───── EXTRACTED MATERIAL ─────
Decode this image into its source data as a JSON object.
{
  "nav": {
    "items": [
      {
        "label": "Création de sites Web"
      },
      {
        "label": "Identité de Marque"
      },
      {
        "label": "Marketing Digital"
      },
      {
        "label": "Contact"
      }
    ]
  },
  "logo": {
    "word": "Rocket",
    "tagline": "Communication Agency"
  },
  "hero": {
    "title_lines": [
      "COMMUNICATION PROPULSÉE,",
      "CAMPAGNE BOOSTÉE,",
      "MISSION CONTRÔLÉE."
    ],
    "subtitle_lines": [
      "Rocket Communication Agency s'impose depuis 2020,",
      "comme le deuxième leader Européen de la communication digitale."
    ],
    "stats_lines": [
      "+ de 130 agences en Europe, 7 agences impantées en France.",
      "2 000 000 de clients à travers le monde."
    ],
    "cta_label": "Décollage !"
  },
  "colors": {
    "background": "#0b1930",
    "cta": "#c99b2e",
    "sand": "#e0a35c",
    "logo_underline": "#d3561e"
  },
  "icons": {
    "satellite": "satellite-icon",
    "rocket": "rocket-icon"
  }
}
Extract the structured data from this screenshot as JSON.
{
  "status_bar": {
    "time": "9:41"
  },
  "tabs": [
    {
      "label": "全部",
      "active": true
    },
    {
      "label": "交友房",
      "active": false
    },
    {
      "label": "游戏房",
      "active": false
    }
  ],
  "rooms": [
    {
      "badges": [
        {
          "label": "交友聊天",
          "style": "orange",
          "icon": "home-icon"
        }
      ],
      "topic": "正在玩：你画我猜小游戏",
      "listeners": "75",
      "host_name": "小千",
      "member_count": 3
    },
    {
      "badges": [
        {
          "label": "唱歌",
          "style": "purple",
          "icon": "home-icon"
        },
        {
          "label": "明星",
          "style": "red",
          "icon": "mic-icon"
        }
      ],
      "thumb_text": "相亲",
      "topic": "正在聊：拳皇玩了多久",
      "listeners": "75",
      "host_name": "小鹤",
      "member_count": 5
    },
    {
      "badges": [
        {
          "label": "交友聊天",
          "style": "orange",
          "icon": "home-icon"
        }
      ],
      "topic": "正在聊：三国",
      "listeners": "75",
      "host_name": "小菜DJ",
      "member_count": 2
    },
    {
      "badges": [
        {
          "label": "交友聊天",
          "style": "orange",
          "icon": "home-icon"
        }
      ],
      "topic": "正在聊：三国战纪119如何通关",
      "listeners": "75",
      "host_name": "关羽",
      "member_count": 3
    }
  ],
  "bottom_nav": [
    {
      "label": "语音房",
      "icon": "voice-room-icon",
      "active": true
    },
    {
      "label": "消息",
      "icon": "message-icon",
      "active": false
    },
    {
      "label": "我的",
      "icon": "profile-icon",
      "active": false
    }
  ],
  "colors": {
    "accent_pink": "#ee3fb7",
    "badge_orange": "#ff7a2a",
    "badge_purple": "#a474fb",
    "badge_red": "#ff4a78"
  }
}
─────
DIRECTIVE: Provide solely the number of lines in the data that include the word "topic".

RESPONSE FOR THIS EXERCISE: 4